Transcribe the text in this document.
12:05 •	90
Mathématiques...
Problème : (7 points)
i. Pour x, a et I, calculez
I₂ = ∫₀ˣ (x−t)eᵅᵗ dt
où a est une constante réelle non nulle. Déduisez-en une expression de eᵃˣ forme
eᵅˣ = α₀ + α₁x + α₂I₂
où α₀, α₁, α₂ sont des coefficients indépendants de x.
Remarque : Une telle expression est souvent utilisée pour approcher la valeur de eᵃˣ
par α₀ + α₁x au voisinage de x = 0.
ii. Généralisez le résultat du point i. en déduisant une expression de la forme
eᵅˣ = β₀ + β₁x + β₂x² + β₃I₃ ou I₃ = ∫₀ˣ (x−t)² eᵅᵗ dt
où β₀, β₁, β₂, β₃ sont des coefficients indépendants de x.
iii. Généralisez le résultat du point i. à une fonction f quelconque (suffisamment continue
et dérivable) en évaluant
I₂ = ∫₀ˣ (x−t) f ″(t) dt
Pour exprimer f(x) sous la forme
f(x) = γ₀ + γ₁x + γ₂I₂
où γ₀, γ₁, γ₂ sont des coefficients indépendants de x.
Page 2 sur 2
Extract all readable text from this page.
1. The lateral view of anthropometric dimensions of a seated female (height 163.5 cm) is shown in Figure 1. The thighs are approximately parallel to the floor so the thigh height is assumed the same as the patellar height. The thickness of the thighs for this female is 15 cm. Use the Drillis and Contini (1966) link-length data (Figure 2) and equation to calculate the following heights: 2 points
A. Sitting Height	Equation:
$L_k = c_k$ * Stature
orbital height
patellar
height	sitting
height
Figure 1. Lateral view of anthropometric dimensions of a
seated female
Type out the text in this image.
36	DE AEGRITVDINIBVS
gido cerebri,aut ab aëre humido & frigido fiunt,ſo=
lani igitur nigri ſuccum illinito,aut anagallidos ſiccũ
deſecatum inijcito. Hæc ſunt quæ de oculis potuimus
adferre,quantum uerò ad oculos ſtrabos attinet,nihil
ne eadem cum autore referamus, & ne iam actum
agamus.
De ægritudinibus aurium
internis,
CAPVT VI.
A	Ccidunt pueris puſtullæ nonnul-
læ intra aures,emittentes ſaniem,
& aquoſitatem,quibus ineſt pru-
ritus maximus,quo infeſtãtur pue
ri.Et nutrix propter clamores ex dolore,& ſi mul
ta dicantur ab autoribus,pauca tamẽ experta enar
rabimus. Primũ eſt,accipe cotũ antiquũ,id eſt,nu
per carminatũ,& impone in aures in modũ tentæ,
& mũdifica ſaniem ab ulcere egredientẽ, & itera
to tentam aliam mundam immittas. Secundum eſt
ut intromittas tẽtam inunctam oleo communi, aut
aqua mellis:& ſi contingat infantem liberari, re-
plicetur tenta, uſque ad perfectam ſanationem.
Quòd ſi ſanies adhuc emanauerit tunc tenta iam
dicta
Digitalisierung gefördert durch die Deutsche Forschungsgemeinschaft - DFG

#### [DIRECTIONS]
Copy out each record, keeping every word as it is.

#### [EXPECTED OUTPUT]
Transcribe the text in this document.
12:05 •	90
Mathématiques...
Problème : (7 points)
i. Pour x, a et I, calculez
I₂ = ∫₀ˣ (x−t)eᵅᵗ dt
où a est une constante réelle non nulle. Déduisez-en une expression de eᵃˣ forme
eᵅˣ = α₀ + α₁x + α₂I₂
où α₀, α₁, α₂ sont des coefficients indépendants de x.
Remarque : Une telle expression est souvent utilisée pour approcher la valeur de eᵃˣ
par α₀ + α₁x au voisinage de x = 0.
ii. Généralisez le résultat du point i. en déduisant une expression de la forme
eᵅˣ = β₀ + β₁x + β₂x² + β₃I₃ ou I₃ = ∫₀ˣ (x−t)² eᵅᵗ dt
où β₀, β₁, β₂, β₃ sont des coefficients indépendants de x.
iii. Généralisez le résultat du point i. à une fonction f quelconque (suffisamment continue
et dérivable) en évaluant
I₂ = ∫₀ˣ (x−t) f ″(t) dt
Pour exprimer f(x) sous la forme
f(x) = γ₀ + γ₁x + γ₂I₂
où γ₀, γ₁, γ₂ sont des coefficients indépendants de x.
Page 2 sur 2
Extract all readable text from this page.
1. The lateral view of anthropometric dimensions of a seated female (height 163.5 cm) is shown in Figure 1. The thighs are approximately parallel to the floor so the thigh height is assumed the same as the patellar height. The thickness of the thighs for this female is 15 cm. Use the Drillis and Contini (1966) link-length data (Figure 2) and equation to calculate the following heights: 2 points
A. Sitting Height	Equation:
$L_k = c_k$ * Stature
orbital height
patellar
height	sitting
height
Figure 1. Lateral view of anthropometric dimensions of a
seated female
Type out the text in this image.
36	DE AEGRITVDINIBVS
gido cerebri,aut ab aëre humido & frigido fiunt,ſo=
lani igitur nigri ſuccum illinito,aut anagallidos ſiccũ
deſecatum inijcito. Hæc ſunt quæ de oculis potuimus
adferre,quantum uerò ad oculos ſtrabos attinet,nihil
ne eadem cum autore referamus, & ne iam actum
agamus.
De ægritudinibus aurium
internis,
CAPVT VI.
A	Ccidunt pueris puſtullæ nonnul-
læ intra aures,emittentes ſaniem,
& aquoſitatem,quibus ineſt pru-
ritus maximus,quo infeſtãtur pue
ri.Et nutrix propter clamores ex dolore,& ſi mul
ta dicantur ab autoribus,pauca tamẽ experta enar
rabimus. Primũ eſt,accipe cotũ antiquũ,id eſt,nu
per carminatũ,& impone in aures in modũ tentæ,
& mũdifica ſaniem ab ulcere egredientẽ, & itera
to tentam aliam mundam immittas. Secundum eſt
ut intromittas tẽtam inunctam oleo communi, aut
aqua mellis:& ſi contingat infantem liberari, re-
plicetur tenta, uſque ad perfectam ſanationem.
Quòd ſi ſanies adhuc emanauerit tunc tenta iam
dicta
Digitalisierung gefördert durch die Deutsche Forschungsgemeinschaft - DFG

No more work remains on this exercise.